## [GOAL]
Copy the material line for line, starting with the line that contains "Itemize the components" and going on through the line that contains "button: buy now 1 xyxy=(397,674,677,740)", with both of those lines included.

## START INPUT

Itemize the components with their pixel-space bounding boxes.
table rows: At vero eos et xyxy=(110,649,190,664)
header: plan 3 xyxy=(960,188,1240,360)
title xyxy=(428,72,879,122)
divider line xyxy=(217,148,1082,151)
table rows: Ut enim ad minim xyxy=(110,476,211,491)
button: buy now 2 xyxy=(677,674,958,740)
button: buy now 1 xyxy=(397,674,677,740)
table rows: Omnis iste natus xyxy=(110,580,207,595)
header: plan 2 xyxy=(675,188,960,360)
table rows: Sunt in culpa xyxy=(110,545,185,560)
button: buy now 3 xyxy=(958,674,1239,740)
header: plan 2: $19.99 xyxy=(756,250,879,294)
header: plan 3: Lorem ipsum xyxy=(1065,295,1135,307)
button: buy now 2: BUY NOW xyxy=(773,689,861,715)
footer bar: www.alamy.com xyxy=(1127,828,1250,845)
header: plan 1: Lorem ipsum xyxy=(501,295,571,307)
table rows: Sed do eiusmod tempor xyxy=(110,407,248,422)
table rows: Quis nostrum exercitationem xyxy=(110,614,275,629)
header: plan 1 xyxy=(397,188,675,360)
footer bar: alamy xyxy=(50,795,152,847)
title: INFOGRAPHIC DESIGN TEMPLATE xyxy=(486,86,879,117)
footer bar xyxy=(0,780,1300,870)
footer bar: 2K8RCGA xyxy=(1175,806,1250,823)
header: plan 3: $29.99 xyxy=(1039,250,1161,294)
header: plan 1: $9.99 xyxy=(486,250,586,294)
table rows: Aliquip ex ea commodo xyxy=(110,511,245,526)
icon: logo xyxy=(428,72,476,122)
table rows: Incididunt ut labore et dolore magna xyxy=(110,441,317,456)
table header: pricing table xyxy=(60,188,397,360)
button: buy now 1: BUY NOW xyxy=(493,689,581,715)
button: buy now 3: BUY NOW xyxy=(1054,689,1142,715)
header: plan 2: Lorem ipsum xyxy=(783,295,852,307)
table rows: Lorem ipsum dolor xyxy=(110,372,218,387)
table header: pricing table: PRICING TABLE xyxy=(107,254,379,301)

## END INPUT
## START INPUT

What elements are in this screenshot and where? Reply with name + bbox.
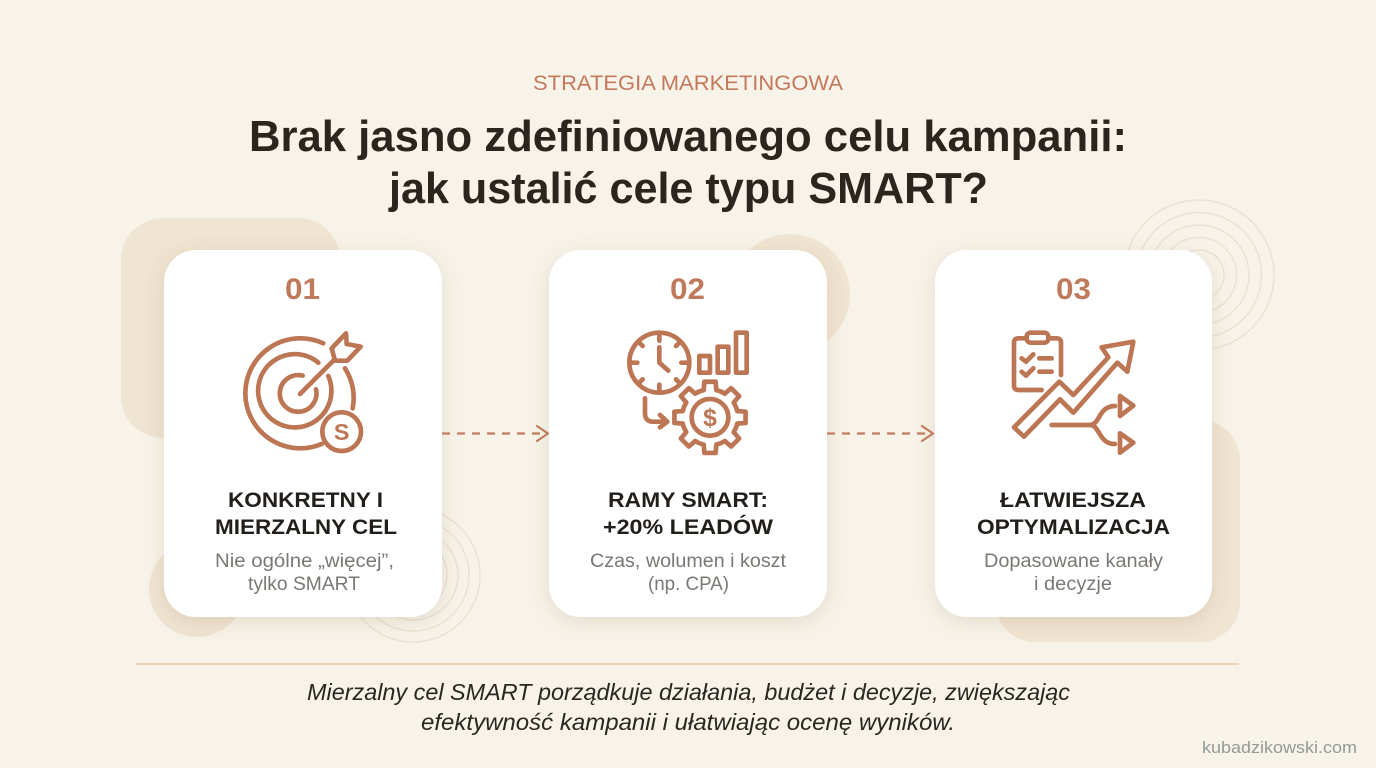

## END INPUT

## [PROBLEM SOLUTION]
Itemize the components with their pixel-space bounding boxes.
table rows: At vero eos et xyxy=(110,649,190,664)
header: plan 3 xyxy=(960,188,1240,360)
title xyxy=(428,72,879,122)
divider line xyxy=(217,148,1082,151)
table rows: Ut enim ad minim xyxy=(110,476,211,491)
button: buy now 2 xyxy=(677,674,958,740)
button: buy now 1 xyxy=(397,674,677,740)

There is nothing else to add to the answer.